* [Exercise 1]:
According to the hepatitis B passage, what share of hepatocellular carcinoma cases worldwide does chronic HBV infection cause?
* [Exercise 2]:
Repeat the part of the hepatitis B passage between "The recommendation of" and "testing (grade 1A).", inclusive.

* [Provided text]:
■ ■ ■
From a global public health perspective, chronic HBV
infection is the major source of hepatocellular carcinoma, leading to 50% of
cases worldwide and 80% in high-endemic areas for HBV.
In contrast to HBV acquisition in adulthood, which more
commonly leads to acute resolved infection and immunity, perinatal/neonatal HBV
is more likely to lead to chronic infection and its long-term disease risks.
Chronic hepatitis B infection will develop in up to 90% of exposed neonates
who do not receive appropriate immunoprophylaxis, in contrast to 10-25% of
infected children and only 5-10% of exposed immunocompetent adults.
Identification of pregnant women with chronic HBV infection
through universal screening has had a major impact in decreasing the risk of
neonatal infection. Recent data demonstrate that 95% of pregnant women are
currently screened prior to delivery for evidence of chronic HBV infection,
with rates of perinatal transmission decreasing significantly over the past 2
decades.
The recommendation of Society for Maternal-Fetal Medicine (SMFM) for
screening, treatment and prevention of vertical transmission are:
(1) Perform routine screening during pregnancy for HBV
infection with maternal HBsAg testing (grade 1A).
■ ■ ■
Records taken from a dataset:

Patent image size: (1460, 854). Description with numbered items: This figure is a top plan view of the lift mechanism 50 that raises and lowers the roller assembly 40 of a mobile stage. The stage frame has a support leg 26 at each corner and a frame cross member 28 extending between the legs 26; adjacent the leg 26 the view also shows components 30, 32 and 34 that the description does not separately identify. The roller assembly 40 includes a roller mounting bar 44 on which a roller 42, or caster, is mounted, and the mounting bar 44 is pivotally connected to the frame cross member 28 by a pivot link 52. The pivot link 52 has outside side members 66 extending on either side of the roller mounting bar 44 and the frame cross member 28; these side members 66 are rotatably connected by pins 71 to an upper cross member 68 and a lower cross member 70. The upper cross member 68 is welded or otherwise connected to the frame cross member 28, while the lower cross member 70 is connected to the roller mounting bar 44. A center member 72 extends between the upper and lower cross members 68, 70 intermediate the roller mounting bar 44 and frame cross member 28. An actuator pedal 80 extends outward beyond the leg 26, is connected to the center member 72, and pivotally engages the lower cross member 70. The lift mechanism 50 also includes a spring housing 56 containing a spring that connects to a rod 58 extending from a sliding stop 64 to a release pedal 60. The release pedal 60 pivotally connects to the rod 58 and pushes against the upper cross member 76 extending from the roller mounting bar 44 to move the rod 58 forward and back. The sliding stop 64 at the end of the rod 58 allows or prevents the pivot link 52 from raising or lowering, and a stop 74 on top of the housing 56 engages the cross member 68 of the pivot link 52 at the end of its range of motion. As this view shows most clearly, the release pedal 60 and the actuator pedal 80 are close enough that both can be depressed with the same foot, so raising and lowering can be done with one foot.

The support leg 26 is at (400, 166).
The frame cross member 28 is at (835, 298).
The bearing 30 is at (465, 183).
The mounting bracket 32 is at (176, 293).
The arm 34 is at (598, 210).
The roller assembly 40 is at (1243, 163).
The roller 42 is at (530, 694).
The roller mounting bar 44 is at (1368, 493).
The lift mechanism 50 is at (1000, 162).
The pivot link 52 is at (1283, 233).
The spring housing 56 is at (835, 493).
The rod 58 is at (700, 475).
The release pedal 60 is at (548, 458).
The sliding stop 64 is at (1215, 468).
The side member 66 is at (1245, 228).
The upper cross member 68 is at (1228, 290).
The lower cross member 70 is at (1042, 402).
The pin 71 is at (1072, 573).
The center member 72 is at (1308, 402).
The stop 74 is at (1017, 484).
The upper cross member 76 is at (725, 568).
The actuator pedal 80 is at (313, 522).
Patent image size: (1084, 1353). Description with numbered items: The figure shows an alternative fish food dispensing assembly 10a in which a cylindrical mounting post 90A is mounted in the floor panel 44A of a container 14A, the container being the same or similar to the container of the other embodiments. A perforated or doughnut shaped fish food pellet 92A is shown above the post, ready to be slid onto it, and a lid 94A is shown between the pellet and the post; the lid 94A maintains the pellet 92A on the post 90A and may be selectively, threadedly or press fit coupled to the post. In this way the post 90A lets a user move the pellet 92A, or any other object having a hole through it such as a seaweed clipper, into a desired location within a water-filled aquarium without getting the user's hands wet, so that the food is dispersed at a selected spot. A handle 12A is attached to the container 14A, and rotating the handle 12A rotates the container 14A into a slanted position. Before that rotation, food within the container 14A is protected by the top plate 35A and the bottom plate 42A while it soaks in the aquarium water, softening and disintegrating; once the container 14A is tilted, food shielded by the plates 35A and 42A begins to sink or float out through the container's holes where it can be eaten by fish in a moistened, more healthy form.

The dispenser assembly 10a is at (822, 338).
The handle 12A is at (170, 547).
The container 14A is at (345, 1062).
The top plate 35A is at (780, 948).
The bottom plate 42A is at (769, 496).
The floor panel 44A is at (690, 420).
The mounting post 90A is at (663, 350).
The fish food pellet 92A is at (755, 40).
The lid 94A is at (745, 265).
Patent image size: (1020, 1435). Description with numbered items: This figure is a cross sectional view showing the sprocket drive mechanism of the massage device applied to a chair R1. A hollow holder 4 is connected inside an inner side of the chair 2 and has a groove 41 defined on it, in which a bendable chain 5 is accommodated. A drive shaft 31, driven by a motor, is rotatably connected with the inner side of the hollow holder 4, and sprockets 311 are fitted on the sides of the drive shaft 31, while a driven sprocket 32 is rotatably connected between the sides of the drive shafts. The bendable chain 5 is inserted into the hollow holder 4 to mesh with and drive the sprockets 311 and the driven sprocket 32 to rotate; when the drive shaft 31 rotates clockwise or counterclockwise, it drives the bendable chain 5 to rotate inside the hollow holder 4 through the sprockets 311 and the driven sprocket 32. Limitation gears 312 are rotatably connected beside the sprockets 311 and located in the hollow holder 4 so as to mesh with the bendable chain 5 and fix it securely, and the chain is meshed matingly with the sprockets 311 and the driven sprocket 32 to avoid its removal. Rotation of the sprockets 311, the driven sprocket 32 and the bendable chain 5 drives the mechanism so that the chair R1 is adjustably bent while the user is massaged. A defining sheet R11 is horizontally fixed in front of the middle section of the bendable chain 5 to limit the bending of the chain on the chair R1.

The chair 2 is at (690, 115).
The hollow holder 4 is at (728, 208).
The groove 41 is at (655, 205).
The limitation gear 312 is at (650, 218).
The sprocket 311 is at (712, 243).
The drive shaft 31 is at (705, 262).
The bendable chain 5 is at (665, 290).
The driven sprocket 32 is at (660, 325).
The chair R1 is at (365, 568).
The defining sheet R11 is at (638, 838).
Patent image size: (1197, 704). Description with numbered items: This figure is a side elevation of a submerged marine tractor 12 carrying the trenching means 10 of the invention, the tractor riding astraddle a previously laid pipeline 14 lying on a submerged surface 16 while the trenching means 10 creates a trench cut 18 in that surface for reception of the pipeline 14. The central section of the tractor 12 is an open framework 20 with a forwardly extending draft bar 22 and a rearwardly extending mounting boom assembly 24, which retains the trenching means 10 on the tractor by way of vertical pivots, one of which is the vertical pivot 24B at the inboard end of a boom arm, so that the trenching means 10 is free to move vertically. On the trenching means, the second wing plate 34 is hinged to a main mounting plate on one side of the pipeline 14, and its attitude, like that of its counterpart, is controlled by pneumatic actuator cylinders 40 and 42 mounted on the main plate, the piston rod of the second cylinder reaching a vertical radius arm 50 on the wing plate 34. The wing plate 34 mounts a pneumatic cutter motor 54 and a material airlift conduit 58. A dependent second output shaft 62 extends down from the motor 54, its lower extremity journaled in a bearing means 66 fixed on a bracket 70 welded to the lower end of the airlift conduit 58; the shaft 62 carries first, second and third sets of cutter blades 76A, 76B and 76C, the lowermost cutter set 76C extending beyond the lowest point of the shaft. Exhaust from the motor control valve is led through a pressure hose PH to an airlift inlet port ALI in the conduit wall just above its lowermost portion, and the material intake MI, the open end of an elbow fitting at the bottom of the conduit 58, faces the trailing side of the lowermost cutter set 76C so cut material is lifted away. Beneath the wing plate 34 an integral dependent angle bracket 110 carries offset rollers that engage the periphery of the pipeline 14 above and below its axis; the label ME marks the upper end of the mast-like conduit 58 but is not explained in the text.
■ ■ ■
* [Exercise result 1]:
50% of cases worldwide.

* [Exercise result 2]:
The recommendation of Society for Maternal-Fetal Medicine (SMFM) for
screening, treatment and prevention of vertical transmission are:
(1) Perform routine screening during pregnancy for HBV
infection with maternal HBsAg testing (grade 1A).